#### Task to carry out:
Look through the listing below and work out how many of its lines hold the word "Affinity". Give only the number.

#### Supplied information:
====

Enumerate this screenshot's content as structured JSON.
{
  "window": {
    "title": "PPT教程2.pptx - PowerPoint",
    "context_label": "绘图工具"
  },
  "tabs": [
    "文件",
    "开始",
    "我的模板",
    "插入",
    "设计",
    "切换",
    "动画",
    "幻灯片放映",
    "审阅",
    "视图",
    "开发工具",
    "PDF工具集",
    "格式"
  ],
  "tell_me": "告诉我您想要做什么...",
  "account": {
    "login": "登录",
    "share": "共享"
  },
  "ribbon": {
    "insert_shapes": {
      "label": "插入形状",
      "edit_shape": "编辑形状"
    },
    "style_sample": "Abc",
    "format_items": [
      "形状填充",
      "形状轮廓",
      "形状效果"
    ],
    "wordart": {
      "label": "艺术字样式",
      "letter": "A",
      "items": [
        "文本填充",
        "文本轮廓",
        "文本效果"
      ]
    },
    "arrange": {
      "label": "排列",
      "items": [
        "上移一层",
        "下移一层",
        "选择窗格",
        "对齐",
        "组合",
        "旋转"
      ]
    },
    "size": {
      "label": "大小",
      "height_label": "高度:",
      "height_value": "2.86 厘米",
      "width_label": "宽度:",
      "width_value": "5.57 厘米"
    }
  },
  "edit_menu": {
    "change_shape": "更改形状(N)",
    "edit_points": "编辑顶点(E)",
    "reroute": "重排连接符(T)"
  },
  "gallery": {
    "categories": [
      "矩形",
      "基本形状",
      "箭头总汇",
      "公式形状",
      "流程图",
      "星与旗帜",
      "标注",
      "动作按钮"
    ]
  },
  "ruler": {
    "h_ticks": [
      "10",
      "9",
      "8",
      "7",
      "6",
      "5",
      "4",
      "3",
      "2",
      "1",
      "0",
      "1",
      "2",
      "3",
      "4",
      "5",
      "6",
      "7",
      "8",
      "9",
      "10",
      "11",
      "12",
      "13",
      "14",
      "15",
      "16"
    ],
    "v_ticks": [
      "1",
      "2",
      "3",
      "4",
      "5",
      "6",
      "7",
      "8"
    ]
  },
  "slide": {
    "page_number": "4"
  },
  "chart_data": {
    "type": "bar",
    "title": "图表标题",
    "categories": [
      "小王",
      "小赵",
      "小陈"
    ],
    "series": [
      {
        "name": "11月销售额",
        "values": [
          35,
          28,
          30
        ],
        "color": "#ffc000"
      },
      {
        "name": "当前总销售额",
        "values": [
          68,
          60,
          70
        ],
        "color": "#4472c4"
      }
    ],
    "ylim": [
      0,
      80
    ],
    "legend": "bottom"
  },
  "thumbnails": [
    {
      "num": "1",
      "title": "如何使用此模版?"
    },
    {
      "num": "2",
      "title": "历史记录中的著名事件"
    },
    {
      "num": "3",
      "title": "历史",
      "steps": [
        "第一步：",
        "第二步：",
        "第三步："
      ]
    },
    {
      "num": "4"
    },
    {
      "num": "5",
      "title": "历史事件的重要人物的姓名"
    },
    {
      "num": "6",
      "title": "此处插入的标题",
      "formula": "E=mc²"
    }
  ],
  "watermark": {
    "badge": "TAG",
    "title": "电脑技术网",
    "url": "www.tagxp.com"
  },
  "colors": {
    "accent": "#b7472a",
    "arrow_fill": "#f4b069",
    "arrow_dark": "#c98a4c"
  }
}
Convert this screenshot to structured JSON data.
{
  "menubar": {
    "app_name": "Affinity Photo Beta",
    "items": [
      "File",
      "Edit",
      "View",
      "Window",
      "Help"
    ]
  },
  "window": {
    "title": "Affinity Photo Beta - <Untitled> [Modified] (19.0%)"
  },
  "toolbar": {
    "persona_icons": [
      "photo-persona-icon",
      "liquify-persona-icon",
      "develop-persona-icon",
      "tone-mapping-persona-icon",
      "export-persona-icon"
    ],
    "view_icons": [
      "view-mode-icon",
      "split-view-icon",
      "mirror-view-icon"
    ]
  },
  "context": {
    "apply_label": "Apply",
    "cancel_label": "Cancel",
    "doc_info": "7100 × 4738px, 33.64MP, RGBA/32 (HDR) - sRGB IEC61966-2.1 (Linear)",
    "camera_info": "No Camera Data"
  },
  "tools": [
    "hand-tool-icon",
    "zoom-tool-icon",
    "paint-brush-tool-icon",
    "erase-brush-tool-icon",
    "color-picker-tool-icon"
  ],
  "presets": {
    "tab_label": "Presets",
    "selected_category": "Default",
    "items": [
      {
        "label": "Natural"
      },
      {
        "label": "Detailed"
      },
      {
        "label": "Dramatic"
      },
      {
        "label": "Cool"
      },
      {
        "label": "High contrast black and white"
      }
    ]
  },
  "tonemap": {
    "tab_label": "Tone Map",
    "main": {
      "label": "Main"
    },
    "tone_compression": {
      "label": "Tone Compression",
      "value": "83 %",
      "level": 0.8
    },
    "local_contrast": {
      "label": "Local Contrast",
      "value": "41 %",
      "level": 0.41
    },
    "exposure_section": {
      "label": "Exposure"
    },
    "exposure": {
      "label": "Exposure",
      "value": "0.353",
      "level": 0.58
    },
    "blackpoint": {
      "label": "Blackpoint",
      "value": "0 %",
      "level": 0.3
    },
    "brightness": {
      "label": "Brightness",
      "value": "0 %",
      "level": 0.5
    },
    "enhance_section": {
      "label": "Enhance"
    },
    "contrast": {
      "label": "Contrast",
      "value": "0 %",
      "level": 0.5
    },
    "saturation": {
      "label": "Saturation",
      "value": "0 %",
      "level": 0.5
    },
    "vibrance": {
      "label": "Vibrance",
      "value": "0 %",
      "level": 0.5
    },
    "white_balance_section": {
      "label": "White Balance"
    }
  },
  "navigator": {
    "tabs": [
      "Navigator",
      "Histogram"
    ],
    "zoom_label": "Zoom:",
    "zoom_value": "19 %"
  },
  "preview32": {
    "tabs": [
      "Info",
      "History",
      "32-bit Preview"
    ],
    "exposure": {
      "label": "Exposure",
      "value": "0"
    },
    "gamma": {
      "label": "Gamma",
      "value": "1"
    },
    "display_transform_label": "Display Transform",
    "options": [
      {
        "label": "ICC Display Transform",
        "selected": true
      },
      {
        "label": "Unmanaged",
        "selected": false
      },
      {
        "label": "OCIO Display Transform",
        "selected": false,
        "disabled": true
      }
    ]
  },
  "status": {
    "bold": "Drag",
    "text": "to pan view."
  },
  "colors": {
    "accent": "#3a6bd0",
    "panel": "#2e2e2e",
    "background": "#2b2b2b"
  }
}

====

#### Solution for this problem:
2